##### SOURCE #####

Some years later, at twenty, I went to a Hollywood party, and he was there. "Gee, Mr. Kelly," I said, "you were my dancing teacher in Pittsburgh."
"Really, kid?" he said, and brushed me aside with the same gesture he had ended my dancing career. I sometimes imagined that the reason I wrote as much and as quickly as I did, never knowing exactly the correct way to touch-type, or the right fingering, but always enjoying the speed with which I moved along the keyboard, was because it sounded like I was tap-dancing.
A few days after Kelly's dismissal at the party, Elliott Kastner, my agent at MCA, (I had gotten him the job) called me into his office. "Gene Kelly loves your script," he said, alluding to the story that was to become What a Way to Go.
"Really?"I said.
"He doesn't have any money."
Compassion, I have to imagine, was one of my strongest suits. Especially when it came to movie stars. So I let him have an eighteen month option for $100 of which MCA took $10. I still have the stub: Eugene C. Kelly to Gwen Davis: $100 -$10 Agency commission.
He never actually produced the movie, but was in it when it was made, with six or seven heavyweight male stars including himself playing Shirley MacLaine's many husbands, all of whom get rich and die(-- funny, --it wasn't easy) leaving her a richer and richer widow(the original title was Mrs. Midas.)
So the whole of my Hollywood life passes before my eyes with the death of Shirley Temple. I remember my father carrying me down the winding metal staircase that ran down to the back yard between the back porches of the apartments at 325 Melwood Street in Pittsburgh. I must have been three. I can still see the shadow cast on the wall as he whisked me away from his latest fight with my mother. I could see the curly outline of my head, and I actually remember thinking "Maybe I could be the new Shirley Temple."

##### RECORDS SHOWN #####

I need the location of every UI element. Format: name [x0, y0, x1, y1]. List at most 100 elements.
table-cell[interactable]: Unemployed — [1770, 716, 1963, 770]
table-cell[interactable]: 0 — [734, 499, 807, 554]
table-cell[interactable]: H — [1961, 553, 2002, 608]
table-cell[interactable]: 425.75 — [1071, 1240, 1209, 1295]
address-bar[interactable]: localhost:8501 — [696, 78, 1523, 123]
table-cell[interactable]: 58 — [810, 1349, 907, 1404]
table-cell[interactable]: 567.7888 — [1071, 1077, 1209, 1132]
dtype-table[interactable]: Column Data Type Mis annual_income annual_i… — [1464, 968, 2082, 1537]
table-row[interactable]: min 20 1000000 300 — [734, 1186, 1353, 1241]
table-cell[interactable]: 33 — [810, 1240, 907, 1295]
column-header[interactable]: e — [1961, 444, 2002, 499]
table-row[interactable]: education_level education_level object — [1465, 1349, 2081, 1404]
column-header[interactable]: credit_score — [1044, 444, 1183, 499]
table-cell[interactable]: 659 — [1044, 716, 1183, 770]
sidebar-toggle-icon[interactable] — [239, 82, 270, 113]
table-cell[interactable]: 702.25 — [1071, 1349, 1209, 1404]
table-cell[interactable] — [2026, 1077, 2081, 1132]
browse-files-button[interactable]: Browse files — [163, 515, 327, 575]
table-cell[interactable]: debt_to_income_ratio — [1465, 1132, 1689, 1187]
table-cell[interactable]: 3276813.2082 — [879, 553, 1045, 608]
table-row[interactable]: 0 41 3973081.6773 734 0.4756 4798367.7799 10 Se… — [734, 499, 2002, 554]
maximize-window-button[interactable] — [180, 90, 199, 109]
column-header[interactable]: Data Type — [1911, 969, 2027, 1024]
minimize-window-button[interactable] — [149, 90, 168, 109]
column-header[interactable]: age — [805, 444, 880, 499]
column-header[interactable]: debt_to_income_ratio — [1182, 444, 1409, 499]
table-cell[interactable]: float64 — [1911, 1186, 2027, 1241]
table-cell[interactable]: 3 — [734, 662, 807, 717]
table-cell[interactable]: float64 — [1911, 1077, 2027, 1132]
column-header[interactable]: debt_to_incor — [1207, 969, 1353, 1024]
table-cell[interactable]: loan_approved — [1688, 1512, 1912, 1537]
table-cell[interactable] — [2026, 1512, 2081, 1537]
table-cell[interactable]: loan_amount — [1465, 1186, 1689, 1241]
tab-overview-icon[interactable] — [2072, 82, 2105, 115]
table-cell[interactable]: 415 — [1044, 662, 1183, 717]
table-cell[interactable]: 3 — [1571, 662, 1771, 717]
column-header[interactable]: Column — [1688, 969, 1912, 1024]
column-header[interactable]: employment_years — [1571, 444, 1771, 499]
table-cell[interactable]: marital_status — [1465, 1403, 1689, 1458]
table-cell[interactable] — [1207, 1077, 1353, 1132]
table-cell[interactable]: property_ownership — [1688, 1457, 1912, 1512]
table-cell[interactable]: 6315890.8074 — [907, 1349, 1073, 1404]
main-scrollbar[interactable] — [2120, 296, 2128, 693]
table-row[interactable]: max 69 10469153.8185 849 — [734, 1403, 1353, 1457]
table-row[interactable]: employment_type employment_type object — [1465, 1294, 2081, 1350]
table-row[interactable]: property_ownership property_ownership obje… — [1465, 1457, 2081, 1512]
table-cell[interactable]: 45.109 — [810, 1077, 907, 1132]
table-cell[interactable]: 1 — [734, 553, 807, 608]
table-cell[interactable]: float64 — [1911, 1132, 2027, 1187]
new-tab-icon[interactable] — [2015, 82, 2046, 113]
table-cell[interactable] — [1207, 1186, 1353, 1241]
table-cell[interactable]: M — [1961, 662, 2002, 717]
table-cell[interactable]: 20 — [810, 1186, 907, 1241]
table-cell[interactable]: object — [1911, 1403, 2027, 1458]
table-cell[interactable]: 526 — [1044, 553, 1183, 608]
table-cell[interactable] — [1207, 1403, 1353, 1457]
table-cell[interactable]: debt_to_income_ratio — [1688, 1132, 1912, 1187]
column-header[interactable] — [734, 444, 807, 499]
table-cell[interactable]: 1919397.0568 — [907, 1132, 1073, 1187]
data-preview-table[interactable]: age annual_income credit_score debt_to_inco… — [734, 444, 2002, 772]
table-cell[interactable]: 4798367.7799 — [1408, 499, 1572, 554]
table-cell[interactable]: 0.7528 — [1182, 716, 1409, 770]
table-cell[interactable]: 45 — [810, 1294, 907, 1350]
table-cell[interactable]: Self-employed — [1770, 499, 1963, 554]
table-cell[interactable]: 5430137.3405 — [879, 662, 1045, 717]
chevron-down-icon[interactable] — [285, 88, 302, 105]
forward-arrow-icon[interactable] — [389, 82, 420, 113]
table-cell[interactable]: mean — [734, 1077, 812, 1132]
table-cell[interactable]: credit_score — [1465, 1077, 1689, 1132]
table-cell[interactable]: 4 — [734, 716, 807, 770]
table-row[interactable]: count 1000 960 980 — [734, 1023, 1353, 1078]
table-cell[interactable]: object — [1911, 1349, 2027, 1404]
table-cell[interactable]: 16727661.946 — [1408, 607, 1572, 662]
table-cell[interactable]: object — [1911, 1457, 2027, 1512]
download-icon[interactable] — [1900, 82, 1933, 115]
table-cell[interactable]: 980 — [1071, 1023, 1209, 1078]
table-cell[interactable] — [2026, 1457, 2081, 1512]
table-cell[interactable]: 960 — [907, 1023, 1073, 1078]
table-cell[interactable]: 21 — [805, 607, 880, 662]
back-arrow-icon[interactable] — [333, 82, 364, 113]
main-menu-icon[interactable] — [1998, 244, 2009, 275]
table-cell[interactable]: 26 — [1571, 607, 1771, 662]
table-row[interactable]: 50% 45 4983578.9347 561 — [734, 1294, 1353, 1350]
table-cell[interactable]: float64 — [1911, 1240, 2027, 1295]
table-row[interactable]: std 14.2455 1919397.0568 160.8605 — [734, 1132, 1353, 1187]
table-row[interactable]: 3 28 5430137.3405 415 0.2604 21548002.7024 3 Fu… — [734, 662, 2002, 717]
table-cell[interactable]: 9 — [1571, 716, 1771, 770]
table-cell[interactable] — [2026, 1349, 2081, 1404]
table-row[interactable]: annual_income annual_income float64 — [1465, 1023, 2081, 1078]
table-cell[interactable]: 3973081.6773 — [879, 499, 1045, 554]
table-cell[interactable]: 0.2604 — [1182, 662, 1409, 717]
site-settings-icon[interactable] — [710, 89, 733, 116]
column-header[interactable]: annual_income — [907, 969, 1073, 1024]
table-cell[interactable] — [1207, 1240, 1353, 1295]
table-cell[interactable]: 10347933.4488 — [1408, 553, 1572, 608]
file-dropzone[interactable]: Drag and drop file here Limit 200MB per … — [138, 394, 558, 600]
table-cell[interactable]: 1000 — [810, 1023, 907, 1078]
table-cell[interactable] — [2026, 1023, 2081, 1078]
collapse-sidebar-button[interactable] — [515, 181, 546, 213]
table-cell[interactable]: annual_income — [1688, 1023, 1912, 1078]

#####

# OBJECTIVES
1 - Answer these questions about the memoir passage:
(a) For how long, and for what sum, was the option on the script granted?
(b) What was the original title of the story?
(c) At what address did the metal staircase run down to the back yard?
2 - Continue the memoir passage, beginning after its last sentence.

# ANSWER LIST
1 -
(a) Eighteen months, for $100.
(b) Mrs. Midas.
(c) 325 Melwood Street in Pittsburgh.

2 -
Then he locked me in the car-- it was a white DeSoto-- the NERVE, getting a white car in Pittsburgh. One of the children in the neighborhood came over and asked him "Was Gwen a bad girl?" And he said "No, she has a bad mother."
All of this informs my emotions at Shirley's leaving us-- the list of her achievements turning out to be very impressive. I never met her, but I did enjoy a great friendship with (for me) her most luminous co-star, Cary Grant. I put him in one of my books, How to Survive in Suburbia When Your Heart's in the Himalayas, as one of the whimsical meditations: "What Hath Cary Granted?"
"Why are you putting me in this book?" he asked me. "In a few years people will forget who I am."
"No one will ever forget you," I said, meaning it with my whole heart. There was no bigger star in my firmament, and it was an indescribable privilege to have the benediction of his friendship.
But according to my friend Joanna, the other day someone didn't know who he was. Sic transit Gloria. And apparently also Shirley.